Exercise → Write the material out again exactly.

Data supplied →
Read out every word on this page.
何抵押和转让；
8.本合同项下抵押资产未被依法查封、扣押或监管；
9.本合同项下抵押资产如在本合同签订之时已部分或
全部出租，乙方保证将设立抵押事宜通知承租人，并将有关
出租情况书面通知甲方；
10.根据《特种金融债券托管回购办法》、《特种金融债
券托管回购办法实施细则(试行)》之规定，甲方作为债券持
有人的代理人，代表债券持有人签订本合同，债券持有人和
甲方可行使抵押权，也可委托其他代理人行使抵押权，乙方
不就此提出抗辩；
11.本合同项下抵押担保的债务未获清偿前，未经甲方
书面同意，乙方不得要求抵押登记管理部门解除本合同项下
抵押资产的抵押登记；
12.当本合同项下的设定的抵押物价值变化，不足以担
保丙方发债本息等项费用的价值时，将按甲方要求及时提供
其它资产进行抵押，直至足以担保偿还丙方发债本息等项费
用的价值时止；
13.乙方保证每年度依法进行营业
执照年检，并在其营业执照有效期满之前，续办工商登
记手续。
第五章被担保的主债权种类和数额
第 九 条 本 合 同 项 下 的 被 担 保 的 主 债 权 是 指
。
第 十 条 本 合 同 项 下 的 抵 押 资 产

Solution below →
Read out every word on this page.
何抵押和转让；
8.本合同项下抵押资产未被依法查封、扣押或监管；
9.本合同项下抵押资产如在本合同签订之时已部分或
全部出租，乙方保证将设立抵押事宜通知承租人，并将有关
出租情况书面通知甲方；
10.根据《特种金融债券托管回购办法》、《特种金融债
券托管回购办法实施细则(试行)》之规定，甲方作为债券持
有人的代理人，代表债券持有人签订本合同，债券持有人和
甲方可行使抵押权，也可委托其他代理人行使抵押权，乙方
不就此提出抗辩；
11.本合同项下抵押担保的债务未获清偿前，未经甲方
书面同意，乙方不得要求抵押登记管理部门解除本合同项下
抵押资产的抵押登记；
12.当本合同项下的设定的抵押物价值变化，不足以担
保丙方发债本息等项费用的价值时，将按甲方要求及时提供
其它资产进行抵押，直至足以担保偿还丙方发债本息等项费
用的价值时止；
13.乙方保证每年度依法进行营业
执照年检，并在其营业执照有效期满之前，续办工商登
记手续。
第五章被担保的主债权种类和数额
第 九 条 本 合 同 项 下 的 被 担 保 的 主 债 权 是 指
。
第 十 条 本 合 同 项 下 的 抵 押 资 产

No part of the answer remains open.